Begin ITEMS

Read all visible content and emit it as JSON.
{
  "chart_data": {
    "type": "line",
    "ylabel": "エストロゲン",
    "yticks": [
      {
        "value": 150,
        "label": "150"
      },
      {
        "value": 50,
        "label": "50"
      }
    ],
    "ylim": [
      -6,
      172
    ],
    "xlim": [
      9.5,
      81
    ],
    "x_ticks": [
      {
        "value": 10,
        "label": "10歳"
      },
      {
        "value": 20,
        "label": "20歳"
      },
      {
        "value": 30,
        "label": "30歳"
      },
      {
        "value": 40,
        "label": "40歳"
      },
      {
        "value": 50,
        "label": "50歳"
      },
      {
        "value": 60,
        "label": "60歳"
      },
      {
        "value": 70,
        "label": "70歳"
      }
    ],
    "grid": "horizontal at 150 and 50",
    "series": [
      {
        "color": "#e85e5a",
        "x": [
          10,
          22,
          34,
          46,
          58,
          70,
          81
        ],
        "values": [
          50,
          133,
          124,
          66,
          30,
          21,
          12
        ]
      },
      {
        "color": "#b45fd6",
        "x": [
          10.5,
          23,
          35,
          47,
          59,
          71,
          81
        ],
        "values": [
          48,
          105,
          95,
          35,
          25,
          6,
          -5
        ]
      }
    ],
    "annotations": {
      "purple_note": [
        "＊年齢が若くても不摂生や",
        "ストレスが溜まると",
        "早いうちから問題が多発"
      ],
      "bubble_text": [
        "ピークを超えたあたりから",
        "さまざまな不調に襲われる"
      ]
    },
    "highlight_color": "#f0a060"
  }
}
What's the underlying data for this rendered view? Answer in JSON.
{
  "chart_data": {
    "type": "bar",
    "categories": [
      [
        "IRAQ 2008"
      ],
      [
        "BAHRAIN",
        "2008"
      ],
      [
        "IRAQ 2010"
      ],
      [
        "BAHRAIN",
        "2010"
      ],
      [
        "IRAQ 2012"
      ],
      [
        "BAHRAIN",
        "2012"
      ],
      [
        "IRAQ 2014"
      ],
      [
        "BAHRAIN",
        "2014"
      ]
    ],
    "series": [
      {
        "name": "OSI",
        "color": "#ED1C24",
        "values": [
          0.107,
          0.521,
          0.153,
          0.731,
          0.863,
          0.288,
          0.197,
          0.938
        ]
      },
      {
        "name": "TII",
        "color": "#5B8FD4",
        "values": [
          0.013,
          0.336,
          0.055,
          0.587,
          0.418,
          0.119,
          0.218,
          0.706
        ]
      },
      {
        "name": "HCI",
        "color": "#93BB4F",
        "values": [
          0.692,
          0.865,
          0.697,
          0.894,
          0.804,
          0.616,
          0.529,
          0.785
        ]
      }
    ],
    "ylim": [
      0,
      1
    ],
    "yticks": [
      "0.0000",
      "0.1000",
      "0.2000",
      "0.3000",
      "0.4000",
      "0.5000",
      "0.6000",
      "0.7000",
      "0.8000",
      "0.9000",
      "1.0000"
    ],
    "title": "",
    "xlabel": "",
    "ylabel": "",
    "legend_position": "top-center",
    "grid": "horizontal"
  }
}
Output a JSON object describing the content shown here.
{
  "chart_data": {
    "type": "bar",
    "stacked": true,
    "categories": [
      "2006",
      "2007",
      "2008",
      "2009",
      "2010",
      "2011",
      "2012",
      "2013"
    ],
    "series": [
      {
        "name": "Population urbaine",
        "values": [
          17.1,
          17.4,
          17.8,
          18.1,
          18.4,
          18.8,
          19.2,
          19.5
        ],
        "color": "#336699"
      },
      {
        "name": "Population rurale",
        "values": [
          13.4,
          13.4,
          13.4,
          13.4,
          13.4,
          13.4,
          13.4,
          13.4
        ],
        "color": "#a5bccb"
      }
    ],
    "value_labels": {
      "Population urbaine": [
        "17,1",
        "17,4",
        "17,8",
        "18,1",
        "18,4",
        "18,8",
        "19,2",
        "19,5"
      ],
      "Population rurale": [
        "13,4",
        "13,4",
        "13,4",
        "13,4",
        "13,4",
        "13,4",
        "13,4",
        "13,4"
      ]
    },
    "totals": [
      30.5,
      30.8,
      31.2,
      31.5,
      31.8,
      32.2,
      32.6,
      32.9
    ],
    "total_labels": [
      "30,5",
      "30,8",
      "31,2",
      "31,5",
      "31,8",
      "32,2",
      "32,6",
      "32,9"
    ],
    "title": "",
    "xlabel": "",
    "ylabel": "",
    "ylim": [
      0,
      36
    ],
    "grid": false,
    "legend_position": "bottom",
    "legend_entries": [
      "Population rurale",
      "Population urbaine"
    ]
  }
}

End ITEMS

Give the number of lines in the entries above that include the string "content". No other output is expected.

• **RESULT OF THIS EXERCISE**
2